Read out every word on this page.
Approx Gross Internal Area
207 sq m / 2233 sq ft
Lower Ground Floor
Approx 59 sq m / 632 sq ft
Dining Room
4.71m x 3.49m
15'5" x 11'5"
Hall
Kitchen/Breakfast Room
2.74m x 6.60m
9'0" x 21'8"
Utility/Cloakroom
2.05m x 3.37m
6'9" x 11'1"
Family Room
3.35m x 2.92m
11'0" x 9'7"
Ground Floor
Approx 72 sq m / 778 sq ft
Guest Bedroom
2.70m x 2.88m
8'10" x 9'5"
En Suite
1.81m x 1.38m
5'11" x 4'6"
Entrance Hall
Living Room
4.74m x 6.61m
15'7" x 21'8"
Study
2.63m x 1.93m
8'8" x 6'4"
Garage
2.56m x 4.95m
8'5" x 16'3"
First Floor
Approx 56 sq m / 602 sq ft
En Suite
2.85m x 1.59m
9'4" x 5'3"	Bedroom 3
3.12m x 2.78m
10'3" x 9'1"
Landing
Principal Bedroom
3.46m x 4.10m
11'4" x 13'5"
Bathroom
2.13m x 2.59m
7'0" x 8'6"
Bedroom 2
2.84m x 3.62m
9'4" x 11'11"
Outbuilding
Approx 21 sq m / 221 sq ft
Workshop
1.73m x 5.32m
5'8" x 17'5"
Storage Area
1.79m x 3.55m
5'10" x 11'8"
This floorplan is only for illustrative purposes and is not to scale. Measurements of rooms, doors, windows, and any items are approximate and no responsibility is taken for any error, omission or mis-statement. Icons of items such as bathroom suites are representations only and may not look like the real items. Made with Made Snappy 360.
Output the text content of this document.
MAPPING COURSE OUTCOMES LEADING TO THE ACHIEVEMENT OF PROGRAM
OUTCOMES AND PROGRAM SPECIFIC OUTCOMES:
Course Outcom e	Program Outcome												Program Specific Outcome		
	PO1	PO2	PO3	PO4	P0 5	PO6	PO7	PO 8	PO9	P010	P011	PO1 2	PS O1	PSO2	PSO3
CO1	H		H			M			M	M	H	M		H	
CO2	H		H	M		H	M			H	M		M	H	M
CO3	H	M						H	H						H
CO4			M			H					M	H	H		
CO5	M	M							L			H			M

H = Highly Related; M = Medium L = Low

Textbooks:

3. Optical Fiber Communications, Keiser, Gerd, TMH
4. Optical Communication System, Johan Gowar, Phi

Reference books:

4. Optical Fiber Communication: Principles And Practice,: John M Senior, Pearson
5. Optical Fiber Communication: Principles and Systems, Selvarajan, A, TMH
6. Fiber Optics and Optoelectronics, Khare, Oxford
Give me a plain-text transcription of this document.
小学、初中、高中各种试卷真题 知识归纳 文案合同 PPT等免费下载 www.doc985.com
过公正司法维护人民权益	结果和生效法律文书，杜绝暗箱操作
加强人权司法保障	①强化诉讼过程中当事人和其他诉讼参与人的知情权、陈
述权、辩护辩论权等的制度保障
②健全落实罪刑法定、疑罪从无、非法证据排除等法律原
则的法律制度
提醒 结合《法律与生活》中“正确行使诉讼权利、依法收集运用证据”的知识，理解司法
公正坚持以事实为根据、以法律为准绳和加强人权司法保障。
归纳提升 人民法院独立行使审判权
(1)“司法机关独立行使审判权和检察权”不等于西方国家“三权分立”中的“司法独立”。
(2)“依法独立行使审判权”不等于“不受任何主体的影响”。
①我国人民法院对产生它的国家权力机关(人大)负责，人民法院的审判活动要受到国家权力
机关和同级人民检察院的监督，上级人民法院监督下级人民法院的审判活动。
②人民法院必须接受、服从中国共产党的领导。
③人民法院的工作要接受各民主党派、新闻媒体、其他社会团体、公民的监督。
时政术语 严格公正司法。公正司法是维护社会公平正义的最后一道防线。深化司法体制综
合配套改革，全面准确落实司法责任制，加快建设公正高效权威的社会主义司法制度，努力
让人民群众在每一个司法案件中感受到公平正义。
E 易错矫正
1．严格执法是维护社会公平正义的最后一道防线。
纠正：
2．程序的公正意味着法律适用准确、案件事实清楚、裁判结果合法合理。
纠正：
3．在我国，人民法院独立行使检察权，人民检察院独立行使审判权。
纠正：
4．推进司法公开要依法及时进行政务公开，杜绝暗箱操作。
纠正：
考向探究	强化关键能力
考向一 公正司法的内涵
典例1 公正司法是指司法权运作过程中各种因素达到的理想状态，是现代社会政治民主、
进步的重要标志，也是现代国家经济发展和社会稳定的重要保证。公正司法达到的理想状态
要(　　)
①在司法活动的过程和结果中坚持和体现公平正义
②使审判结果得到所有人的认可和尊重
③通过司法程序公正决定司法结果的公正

········

_What the task asks_
In the records above, how many lines contain the word "OUTCOMES"? Give the number alone.

_Solved exercise_
2